[A block of data]
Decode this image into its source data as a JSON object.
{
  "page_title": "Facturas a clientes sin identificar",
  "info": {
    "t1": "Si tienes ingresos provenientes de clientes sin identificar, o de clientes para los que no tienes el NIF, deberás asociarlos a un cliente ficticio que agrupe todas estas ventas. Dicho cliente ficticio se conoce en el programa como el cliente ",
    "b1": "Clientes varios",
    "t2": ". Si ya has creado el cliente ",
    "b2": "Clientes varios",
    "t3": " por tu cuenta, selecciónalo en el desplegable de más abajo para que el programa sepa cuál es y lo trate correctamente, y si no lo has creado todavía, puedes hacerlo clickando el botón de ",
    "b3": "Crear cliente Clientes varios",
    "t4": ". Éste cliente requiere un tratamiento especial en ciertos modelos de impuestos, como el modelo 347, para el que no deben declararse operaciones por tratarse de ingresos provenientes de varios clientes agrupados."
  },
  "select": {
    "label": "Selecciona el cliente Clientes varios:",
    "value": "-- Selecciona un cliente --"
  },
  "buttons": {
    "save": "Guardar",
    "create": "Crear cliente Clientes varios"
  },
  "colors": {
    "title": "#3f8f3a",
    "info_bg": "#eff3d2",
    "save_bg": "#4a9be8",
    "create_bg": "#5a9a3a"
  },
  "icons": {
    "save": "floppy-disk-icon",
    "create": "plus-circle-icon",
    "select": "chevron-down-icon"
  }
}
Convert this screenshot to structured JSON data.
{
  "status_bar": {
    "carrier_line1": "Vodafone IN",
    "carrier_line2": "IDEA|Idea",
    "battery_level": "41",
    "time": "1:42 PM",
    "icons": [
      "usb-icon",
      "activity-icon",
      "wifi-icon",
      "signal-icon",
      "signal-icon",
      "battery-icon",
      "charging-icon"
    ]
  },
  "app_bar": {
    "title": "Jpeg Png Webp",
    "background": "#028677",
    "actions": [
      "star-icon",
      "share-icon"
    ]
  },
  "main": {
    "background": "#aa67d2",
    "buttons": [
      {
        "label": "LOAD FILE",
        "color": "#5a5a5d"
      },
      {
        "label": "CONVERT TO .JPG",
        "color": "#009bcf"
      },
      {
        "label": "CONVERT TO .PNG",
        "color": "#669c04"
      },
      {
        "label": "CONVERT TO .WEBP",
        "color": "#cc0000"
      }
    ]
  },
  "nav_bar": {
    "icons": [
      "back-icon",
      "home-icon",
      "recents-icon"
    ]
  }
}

DO THIS: Tally the lines that hold the string "provenientes" and state the total, nothing more.

RESULT: 2